===== SUPPLIED RECORDS

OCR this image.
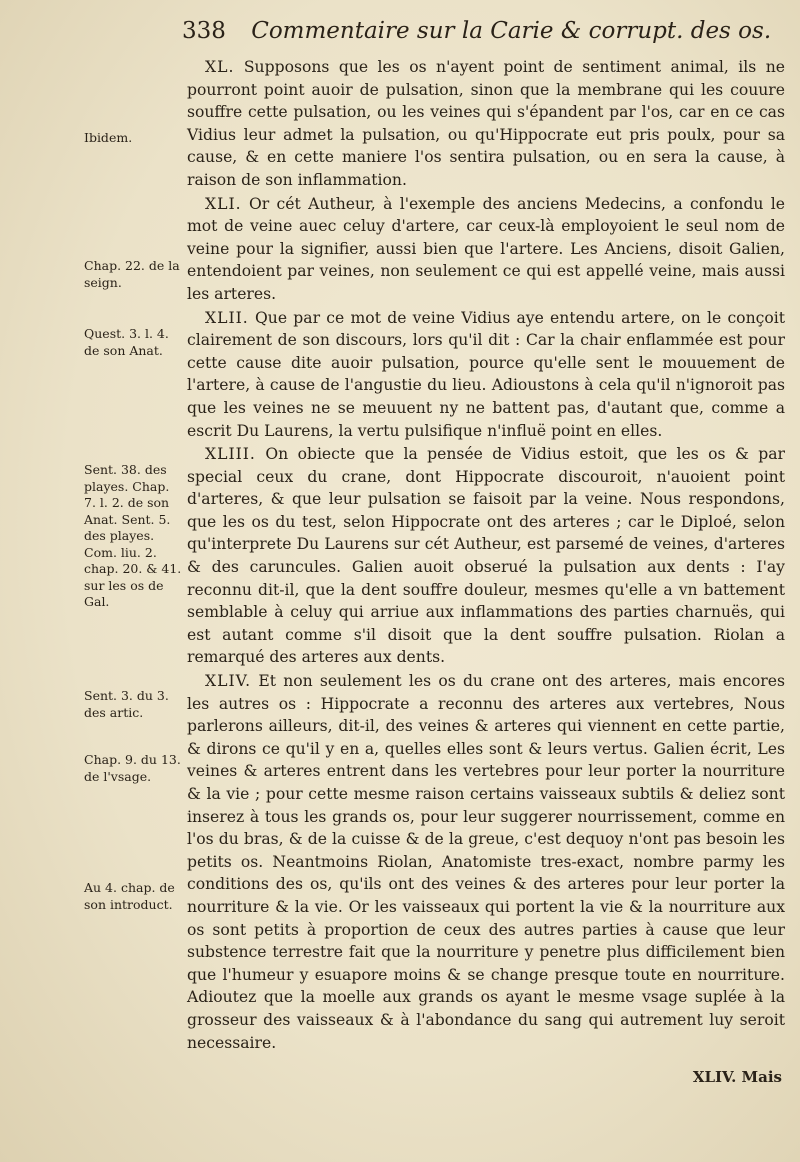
338 Commentaire sur la Carie & corrupt. des os.
Ibidem.
Chap. 22. de la seign.
Quest. 3. l. 4. de son Anat.
Sent. 38. des playes. Chap. 7. l. 2. de son Anat. Sent. 5. des playes. Com. liu. 2. chap. 20. & 41. sur les os de Gal.
Sent. 3. du 3. des artic.
Chap. 9. du 13. de l'vsage.
Au 4. chap. de son introduct.

XL. Supposons que les os n'ayent point de sentiment animal, ils ne pourront point auoir de pulsation, sinon que la membrane qui les couure souffre cette pulsation, ou les veines qui s'épandent par l'os, car en ce cas Vidius leur admet la pulsation, ou qu'Hippocrate eut pris poulx, pour sa cause, & en cette maniere l'os sentira pulsation, ou en sera la cause, à raison de son inflammation.

XLI. Or cét Autheur, à l'exemple des anciens Medecins, a confondu le mot de veine auec celuy d'artere, car ceux-là employoient le seul nom de veine pour la signifier, aussi bien que l'artere. Les Anciens, disoit Galien, entendoient par veines, non seulement ce qui est appellé veine, mais aussi les arteres.

XLII. Que par ce mot de veine Vidius aye entendu artere, on le conçoit clairement de son discours, lors qu'il dit : Car la chair enflammée est pour cette cause dite auoir pulsation, pource qu'elle sent le mouuement de l'artere, à cause de l'angustie du lieu. Adioustons à cela qu'il n'ignoroit pas que les veines ne se meuuent ny ne battent pas, d'autant que, comme a escrit Du Laurens, la vertu pulsifique n'influë point en elles.

XLIII. On obiecte que la pensée de Vidius estoit, que les os & par special ceux du crane, dont Hippocrate discouroit, n'auoient point d'arteres, & que leur pulsation se faisoit par la veine. Nous respondons, que les os du test, selon Hippocrate ont des arteres ; car le Diploé, selon qu'interprete Du Laurens sur cét Autheur, est parsemé de veines, d'arteres & des caruncules. Galien auoit obserué la pulsation aux dents : I'ay reconnu dit-il, que la dent souffre douleur, mesmes qu'elle a vn battement semblable à celuy qui arriue aux inflammations des parties charnuës, qui est autant comme s'il disoit que la dent souffre pulsation. Riolan a remarqué des arteres aux dents.

XLIV. Et non seulement les os du crane ont des arteres, mais encores les autres os : Hippocrate a reconnu des arteres aux vertebres, Nous parlerons ailleurs, dit-il, des veines & arteres qui viennent en cette partie, & dirons ce qu'il y en a, quelles elles sont & leurs vertus. Galien écrit, Les veines & arteres entrent dans les vertebres pour leur porter la nourriture & la vie ; pour cette mesme raison certains vaisseaux subtils & deliez sont inserez à tous les grands os, pour leur suggerer nourrissement, comme en l'os du bras, & de la cuisse & de la greue, c'est dequoy n'ont pas besoin les petits os. Neantmoins Riolan, Anatomiste tres-exact, nombre parmy les conditions des os, qu'ils ont des veines & des arteres pour leur porter la nourriture & la vie. Or les vaisseaux qui portent la vie & la nourriture aux os sont petits à proportion de ceux des autres parties à cause que leur substence terrestre fait que la nourriture y penetre plus difficilement bien que l'humeur y esuapore moins & se change presque toute en nourriture. Adioutez que la moelle aux grands os ayant le mesme vsage suplée à la grosseur des vaisseaux & à l'abondance du sang qui autrement luy seroit necessaire.

XLIV. Mais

==========

_AIM:_ Transcribe all the data word for word; the images stay out.

_ANSWER IN FULL:_
OCR this image.
338 Commentaire sur la Carie & corrupt. des os.
Ibidem.
Chap. 22. de la seign.
Quest. 3. l. 4. de son Anat.
Sent. 38. des playes. Chap. 7. l. 2. de son Anat. Sent. 5. des playes. Com. liu. 2. chap. 20. & 41. sur les os de Gal.
Sent. 3. du 3. des artic.
Chap. 9. du 13. de l'vsage.
Au 4. chap. de son introduct.

XL. Supposons que les os n'ayent point de sentiment animal, ils ne pourront point auoir de pulsation, sinon que la membrane qui les couure souffre cette pulsation, ou les veines qui s'épandent par l'os, car en ce cas Vidius leur admet la pulsation, ou qu'Hippocrate eut pris poulx, pour sa cause, & en cette maniere l'os sentira pulsation, ou en sera la cause, à raison de son inflammation.

XLI. Or cét Autheur, à l'exemple des anciens Medecins, a confondu le mot de veine auec celuy d'artere, car ceux-là employoient le seul nom de veine pour la signifier, aussi bien que l'artere. Les Anciens, disoit Galien, entendoient par veines, non seulement ce qui est appellé veine, mais aussi les arteres.

XLII. Que par ce mot de veine Vidius aye entendu artere, on le conçoit clairement de son discours, lors qu'il dit : Car la chair enflammée est pour cette cause dite auoir pulsation, pource qu'elle sent le mouuement de l'artere, à cause de l'angustie du lieu. Adioustons à cela qu'il n'ignoroit pas que les veines ne se meuuent ny ne battent pas, d'autant que, comme a escrit Du Laurens, la vertu pulsifique n'influë point en elles.

XLIII. On obiecte que la pensée de Vidius estoit, que les os & par special ceux du crane, dont Hippocrate discouroit, n'auoient point d'arteres, & que leur pulsation se faisoit par la veine. Nous respondons, que les os du test, selon Hippocrate ont des arteres ; car le Diploé, selon qu'interprete Du Laurens sur cét Autheur, est parsemé de veines, d'arteres & des caruncules. Galien auoit obserué la pulsation aux dents : I'ay reconnu dit-il, que la dent souffre douleur, mesmes qu'elle a vn battement semblable à celuy qui arriue aux inflammations des parties charnuës, qui est autant comme s'il disoit que la dent souffre pulsation. Riolan a remarqué des arteres aux dents.

XLIV. Et non seulement les os du crane ont des arteres, mais encores les autres os : Hippocrate a reconnu des arteres aux vertebres, Nous parlerons ailleurs, dit-il, des veines & arteres qui viennent en cette partie, & dirons ce qu'il y en a, quelles elles sont & leurs vertus. Galien écrit, Les veines & arteres entrent dans les vertebres pour leur porter la nourriture & la vie ; pour cette mesme raison certains vaisseaux subtils & deliez sont inserez à tous les grands os, pour leur suggerer nourrissement, comme en l'os du bras, & de la cuisse & de la greue, c'est dequoy n'ont pas besoin les petits os. Neantmoins Riolan, Anatomiste tres-exact, nombre parmy les conditions des os, qu'ils ont des veines & des arteres pour leur porter la nourriture & la vie. Or les vaisseaux qui portent la vie & la nourriture aux os sont petits à proportion de ceux des autres parties à cause que leur substence terrestre fait que la nourriture y penetre plus difficilement bien que l'humeur y esuapore moins & se change presque toute en nourriture. Adioutez que la moelle aux grands os ayant le mesme vsage suplée à la grosseur des vaisseaux & à l'abondance du sang qui autrement luy seroit necessaire.

XLIV. Mais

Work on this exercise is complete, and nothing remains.